Exercise prompt: Write out the rows from the first one through the row containing "chart-panel: Line 2", both included, as a JSON list of strings with one string per row. Skip any blank rows.

Dataset records:

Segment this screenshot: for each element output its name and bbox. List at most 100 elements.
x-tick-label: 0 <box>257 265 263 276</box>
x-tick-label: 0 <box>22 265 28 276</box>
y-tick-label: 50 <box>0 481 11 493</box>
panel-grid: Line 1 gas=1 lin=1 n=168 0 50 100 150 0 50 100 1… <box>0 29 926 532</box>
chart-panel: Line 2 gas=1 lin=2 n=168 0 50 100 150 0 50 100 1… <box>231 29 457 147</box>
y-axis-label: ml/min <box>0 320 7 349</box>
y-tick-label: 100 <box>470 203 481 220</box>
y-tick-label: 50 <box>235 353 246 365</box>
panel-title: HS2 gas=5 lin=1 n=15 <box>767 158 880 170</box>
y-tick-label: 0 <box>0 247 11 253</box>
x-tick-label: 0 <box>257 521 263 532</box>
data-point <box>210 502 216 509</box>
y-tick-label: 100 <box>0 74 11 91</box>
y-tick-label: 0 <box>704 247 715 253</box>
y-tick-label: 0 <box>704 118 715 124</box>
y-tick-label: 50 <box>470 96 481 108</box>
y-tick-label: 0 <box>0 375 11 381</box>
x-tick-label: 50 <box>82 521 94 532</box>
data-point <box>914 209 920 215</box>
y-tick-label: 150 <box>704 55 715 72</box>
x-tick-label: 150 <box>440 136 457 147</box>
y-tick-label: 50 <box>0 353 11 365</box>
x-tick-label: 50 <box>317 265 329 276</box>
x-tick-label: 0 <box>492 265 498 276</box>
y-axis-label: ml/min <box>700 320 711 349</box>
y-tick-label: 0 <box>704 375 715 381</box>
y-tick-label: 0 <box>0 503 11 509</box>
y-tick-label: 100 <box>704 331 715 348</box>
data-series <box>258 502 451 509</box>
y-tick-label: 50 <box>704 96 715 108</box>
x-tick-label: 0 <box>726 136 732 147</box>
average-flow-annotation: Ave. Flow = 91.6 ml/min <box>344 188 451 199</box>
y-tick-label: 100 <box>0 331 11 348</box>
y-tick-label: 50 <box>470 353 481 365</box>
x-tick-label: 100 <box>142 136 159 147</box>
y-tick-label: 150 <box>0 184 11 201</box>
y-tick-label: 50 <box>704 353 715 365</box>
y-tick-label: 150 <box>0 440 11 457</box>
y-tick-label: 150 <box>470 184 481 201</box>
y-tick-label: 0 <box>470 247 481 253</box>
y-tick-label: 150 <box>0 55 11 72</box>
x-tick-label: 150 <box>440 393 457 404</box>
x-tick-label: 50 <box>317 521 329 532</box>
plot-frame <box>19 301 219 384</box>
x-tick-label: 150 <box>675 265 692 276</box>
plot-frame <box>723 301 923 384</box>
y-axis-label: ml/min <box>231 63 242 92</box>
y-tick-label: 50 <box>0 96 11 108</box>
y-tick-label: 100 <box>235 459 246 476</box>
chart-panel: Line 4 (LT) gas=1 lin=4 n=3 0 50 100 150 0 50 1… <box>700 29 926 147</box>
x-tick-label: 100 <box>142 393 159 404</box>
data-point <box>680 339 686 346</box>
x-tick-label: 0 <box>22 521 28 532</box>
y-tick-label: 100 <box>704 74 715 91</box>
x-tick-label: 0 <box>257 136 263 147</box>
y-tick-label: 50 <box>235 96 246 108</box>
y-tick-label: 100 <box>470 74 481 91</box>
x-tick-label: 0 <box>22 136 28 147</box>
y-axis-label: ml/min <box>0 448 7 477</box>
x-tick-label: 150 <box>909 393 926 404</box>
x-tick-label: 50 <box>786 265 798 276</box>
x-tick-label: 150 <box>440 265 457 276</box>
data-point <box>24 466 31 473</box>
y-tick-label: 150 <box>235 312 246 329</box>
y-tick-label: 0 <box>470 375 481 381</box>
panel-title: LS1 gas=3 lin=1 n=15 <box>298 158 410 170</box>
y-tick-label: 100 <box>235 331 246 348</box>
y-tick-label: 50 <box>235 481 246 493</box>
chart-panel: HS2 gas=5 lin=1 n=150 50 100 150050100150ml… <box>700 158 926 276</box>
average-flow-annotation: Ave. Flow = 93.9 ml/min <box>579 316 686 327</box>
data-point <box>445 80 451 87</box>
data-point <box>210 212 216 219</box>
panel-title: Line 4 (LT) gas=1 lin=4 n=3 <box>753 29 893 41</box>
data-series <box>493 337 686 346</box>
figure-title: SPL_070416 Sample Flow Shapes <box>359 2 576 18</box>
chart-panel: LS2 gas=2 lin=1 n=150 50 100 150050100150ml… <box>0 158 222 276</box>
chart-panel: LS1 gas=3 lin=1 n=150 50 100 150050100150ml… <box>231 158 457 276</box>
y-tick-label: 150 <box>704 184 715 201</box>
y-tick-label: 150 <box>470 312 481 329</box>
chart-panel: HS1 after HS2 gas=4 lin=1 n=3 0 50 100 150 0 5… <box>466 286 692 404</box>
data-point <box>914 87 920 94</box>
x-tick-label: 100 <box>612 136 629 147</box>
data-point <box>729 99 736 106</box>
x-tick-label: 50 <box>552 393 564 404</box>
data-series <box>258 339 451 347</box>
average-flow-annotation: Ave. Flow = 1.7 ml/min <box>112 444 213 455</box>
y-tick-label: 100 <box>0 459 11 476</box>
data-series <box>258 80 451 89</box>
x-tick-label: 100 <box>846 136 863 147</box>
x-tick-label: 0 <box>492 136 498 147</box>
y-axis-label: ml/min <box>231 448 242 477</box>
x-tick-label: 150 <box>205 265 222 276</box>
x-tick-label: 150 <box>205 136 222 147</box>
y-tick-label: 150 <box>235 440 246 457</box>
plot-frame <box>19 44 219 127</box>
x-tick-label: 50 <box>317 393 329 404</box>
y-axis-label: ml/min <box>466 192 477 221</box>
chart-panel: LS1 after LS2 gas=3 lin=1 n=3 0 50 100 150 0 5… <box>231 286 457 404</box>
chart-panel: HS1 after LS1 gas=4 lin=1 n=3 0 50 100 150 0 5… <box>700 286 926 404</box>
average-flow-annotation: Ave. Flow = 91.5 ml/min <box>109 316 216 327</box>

Solution below:
[
  "Segment this screenshot: for each element output its name and bbox. List at most 100 elements.",
  "x-tick-label: 0 <box>257 265 263 276</box>",
  "x-tick-label: 0 <box>22 265 28 276</box>",
  "y-tick-label: 50 <box>0 481 11 493</box>",
  "panel-grid: Line 1 gas=1 lin=1 n=168 0 50 100 150 0 50 100 1… <box>0 29 926 532</box>",
  "chart-panel: Line 2 gas=1 lin=2 n=168 0 50 100 150 0 50 100 1… <box>231 29 457 147</box>"
]